Problem requirements
Copy every line of the following data that includes the string "هستند".

Data section
____________________
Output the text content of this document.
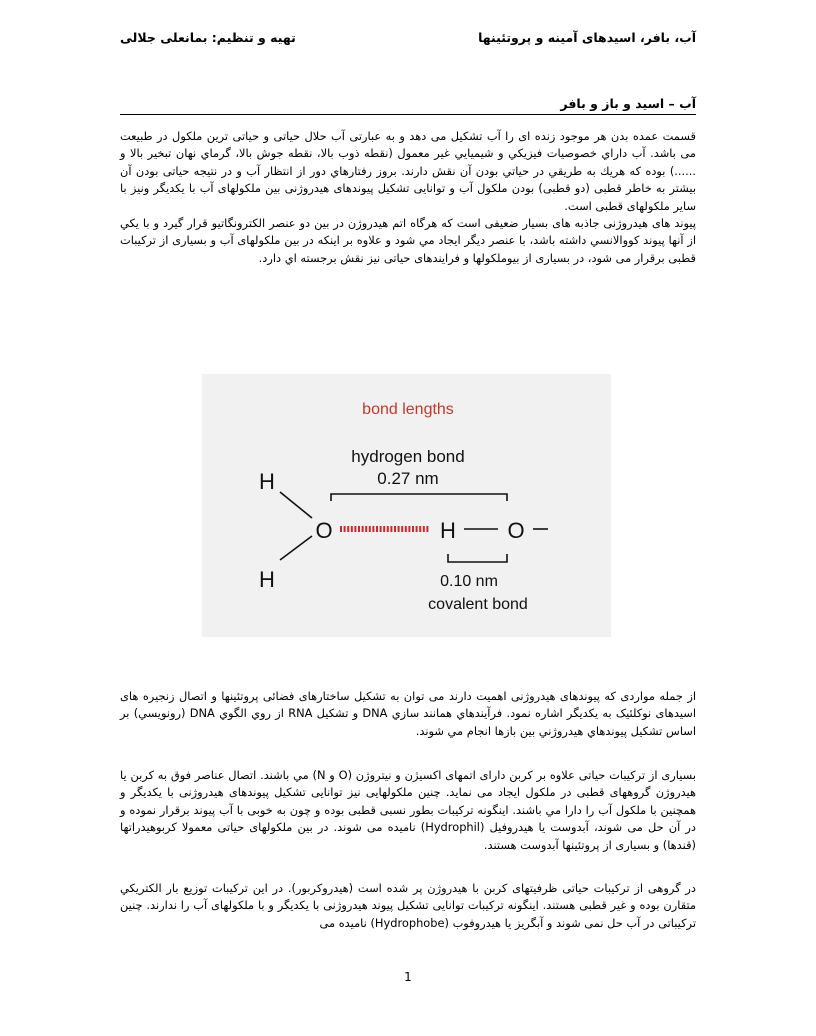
آب، بافر، اسیدهای آمینه و پروتئینها
تهیه و تنظیم: بمانعلی جلالی
آب – اسید و باز و بافر

قسمت عمده بدن هر موجود زنده ای را آب تشکیل می دهد و به عبارتی آب حلال حیاتی و حیاتی ترین ملکول در طبیعت می باشد. آب داراي خصوصيات فيزيكي و شيميايي غير معمول (نقطه ذوب بالا، نقطه جوش بالا، گرماي نهان تبخير بالا و ......) بوده كه هريك به طريقي در حياتي بودن آن نقش دارند. بروز رفتارهاي دور از انتظار آب و در نتیجه حیاتی بودن آن بیشتر به خاطر قطبی (دو قطبی) بودن ملکول آب و توانایی تشکیل پیوندهای هیدروژنی بین ملکولهای آب با یکدیگر ونیز با سایر ملکولهای قطبی است.
پیوند های هیدروژنی جاذبه های بسیار ضعیفی است که هرگاه اتم هیدروژن در بین دو عنصر الکترونگاتیو قرار گیرد و با یكي از آنها پيوند كووالانسي داشته باشد، با عنصر ديگر ايجاد مي شود و علاوه بر اينكه در بين ملکولهای آب و بسیاری از ترکیبات قطبی برقرار می شود، در بسیاری از بیوملکولها و فرایندهای حیاتی نیز نقش برجسته اي دارد.

bond lengths
hydrogen bond
0.27 nm
H
H
O	H O
0.10 nm
covalent bond

از جمله مواردی که پیوندهای هیدروژنی اهمیت دارند می توان به تشکیل ساختارهای فضائی پروتئینها و اتصال زنجیره های اسیدهای نوکلئیک به یکدیگر اشاره نمود. فرآيندهاي همانند سازي DNA و تشکیل RNA از روي الگوي DNA (رونويسي) بر اساس تشكيل پيوندهاي هيدروژني بين بازها انجام مي شوند.

بسیاری از ترکیبات حیاتی علاوه بر کربن دارای اتمهای اکسیژن و نیتروژن (O و N) مي باشند. اتصال عناصر فوق به کربن یا هیدروژن گروههای قطبی در ملکول ایجاد می نماید. چنین ملکولهایی نیز توانایی تشکیل پیوندهای هیدروژنی با یکدیگر و همچنین با ملکول آب را دارا مي باشند. اینگونه ترکیبات بطور نسبی قطبی بوده و چون به خوبی با آب پیوند برقرار نموده و در آن حل می شوند، آبدوست یا هیدروفیل (Hydrophil) نامیده می شوند. در بین ملکولهای حیاتی معمولا کربوهیدراتها (قندها) و بسیاری از پروتئینها آبدوست هستند.

در گروهی از ترکیبات حیاتی ظرفیتهای کربن با هیدروژن پر شده است (هیدروکربور). در این ترکیبات توزیع بار الكتريكي متقارن بوده و غیر قطبی هستند. اینگونه ترکیبات توانایی تشکیل پیوند هیدروژنی با یکدیگر و با ملکولهای آب را ندارند. چنین ترکیباتی در آب حل نمی شوند و آبگریز یا هیدروفوب (Hydrophobe) نامیده می

1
____________________
Answer to this exercise
بسیاری از ترکیبات حیاتی علاوه بر کربن دارای اتمهای اکسیژن و نیتروژن (O و N) مي باشند. اتصال عناصر فوق به کربن یا هیدروژن گروههای قطبی در ملکول ایجاد می نماید. چنین ملکولهایی نیز توانایی تشکیل پیوندهای هیدروژنی با یکدیگر و همچنین با ملکول آب را دارا مي باشند. اینگونه ترکیبات بطور نسبی قطبی بوده و چون به خوبی با آب پیوند برقرار نموده و در آن حل می شوند، آبدوست یا هیدروفیل (Hydrophil) نامیده می شوند. در بین ملکولهای حیاتی معمولا کربوهیدراتها (قندها) و بسیاری از پروتئینها آبدوست هستند.
در گروهی از ترکیبات حیاتی ظرفیتهای کربن با هیدروژن پر شده است (هیدروکربور). در این ترکیبات توزیع بار الكتريكي متقارن بوده و غیر قطبی هستند. اینگونه ترکیبات توانایی تشکیل پیوند هیدروژنی با یکدیگر و با ملکولهای آب را ندارند. چنین ترکیباتی در آب حل نمی شوند و آبگریز یا هیدروفوب (Hydrophobe) نامیده می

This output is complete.